## GIVEN EXERCISE
Identify all lines below that hold "átvezető" and collect them.

## DATA SHOWN
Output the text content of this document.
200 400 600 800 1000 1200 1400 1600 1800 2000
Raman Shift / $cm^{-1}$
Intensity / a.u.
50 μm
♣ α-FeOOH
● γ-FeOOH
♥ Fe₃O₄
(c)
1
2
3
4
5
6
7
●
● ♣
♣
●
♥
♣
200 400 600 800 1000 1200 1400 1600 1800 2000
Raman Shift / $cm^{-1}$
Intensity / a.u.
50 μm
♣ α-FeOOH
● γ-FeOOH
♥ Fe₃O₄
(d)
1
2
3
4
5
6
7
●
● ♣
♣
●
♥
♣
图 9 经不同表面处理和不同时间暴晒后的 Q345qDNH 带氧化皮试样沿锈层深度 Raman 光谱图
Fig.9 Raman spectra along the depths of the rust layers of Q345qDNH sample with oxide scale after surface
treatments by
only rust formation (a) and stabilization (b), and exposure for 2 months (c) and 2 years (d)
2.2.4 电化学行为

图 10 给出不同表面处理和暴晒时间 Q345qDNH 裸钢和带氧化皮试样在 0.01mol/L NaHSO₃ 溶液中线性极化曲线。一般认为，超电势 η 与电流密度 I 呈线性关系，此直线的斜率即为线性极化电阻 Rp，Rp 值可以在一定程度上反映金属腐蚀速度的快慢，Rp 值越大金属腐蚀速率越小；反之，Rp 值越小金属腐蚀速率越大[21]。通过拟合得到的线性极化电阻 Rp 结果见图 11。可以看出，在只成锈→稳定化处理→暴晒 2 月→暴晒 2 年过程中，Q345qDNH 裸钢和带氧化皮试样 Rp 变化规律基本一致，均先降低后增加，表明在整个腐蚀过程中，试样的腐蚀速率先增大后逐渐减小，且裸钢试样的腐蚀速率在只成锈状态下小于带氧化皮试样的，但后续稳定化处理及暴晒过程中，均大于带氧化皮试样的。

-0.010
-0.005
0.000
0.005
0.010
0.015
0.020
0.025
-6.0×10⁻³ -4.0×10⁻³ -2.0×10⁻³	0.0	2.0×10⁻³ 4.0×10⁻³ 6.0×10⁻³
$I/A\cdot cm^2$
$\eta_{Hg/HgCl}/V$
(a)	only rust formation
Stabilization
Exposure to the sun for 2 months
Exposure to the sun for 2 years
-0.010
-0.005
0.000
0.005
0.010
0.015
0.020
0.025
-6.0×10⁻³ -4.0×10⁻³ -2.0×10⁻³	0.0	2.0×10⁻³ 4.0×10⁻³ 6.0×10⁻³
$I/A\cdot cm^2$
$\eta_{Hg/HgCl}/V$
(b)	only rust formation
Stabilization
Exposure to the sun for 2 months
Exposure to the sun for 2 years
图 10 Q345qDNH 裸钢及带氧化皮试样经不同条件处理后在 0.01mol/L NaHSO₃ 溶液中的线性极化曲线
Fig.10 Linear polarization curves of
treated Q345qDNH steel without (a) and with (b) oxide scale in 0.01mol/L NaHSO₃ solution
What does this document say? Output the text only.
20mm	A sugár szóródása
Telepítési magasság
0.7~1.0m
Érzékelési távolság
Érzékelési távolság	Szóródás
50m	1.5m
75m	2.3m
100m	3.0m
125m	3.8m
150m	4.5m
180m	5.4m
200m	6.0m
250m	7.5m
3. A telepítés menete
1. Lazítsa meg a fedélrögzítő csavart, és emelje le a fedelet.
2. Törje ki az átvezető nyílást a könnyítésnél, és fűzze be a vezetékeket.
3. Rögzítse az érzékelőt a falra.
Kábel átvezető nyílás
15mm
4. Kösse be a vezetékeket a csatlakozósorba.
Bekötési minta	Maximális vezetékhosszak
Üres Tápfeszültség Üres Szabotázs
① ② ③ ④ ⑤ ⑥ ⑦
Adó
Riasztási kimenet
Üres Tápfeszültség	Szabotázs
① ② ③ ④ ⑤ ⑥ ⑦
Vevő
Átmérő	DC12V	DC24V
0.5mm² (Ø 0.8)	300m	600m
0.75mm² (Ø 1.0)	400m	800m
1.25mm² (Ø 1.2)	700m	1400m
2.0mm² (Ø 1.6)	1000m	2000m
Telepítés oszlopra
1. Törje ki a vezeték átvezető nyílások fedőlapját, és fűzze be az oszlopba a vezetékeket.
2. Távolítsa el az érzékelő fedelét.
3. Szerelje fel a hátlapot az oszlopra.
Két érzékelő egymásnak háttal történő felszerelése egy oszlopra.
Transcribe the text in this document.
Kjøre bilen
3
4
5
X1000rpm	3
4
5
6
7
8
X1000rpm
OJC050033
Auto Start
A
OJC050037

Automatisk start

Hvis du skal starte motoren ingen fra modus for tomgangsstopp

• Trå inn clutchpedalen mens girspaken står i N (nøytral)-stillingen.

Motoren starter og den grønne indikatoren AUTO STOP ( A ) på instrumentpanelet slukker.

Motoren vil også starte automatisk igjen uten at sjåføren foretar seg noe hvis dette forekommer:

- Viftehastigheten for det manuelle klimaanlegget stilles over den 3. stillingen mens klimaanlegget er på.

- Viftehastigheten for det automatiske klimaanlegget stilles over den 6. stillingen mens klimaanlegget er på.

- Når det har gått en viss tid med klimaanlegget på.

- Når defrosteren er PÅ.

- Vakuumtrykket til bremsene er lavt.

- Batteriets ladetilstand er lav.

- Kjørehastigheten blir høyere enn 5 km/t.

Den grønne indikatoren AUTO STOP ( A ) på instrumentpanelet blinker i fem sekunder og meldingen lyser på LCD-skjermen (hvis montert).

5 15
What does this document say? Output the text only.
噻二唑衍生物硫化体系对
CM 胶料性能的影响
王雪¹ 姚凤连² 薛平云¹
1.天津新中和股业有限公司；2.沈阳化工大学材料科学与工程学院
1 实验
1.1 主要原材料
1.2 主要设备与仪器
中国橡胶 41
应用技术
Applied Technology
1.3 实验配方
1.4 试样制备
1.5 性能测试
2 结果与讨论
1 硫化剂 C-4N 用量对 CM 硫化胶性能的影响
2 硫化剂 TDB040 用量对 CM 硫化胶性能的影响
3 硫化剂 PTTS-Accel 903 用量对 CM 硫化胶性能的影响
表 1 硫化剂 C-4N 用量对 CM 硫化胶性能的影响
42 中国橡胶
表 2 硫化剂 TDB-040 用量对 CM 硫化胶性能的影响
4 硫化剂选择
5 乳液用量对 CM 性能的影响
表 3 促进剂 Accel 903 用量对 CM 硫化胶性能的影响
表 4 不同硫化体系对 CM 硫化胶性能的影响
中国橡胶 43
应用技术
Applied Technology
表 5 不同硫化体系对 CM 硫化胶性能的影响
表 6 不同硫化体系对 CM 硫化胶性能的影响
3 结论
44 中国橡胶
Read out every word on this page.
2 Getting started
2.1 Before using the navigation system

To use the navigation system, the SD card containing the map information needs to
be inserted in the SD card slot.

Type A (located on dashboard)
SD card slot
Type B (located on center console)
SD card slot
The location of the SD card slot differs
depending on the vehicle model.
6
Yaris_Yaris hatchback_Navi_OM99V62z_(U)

## SOLUTION FOR THIS PROBLEM
2. Törje ki az átvezető nyílást a könnyítésnél, és fűzze be a vezetékeket.
Kábel átvezető nyílás
1. Törje ki a vezeték átvezető nyílások fedőlapját, és fűzze be az oszlopba a vezetékeket.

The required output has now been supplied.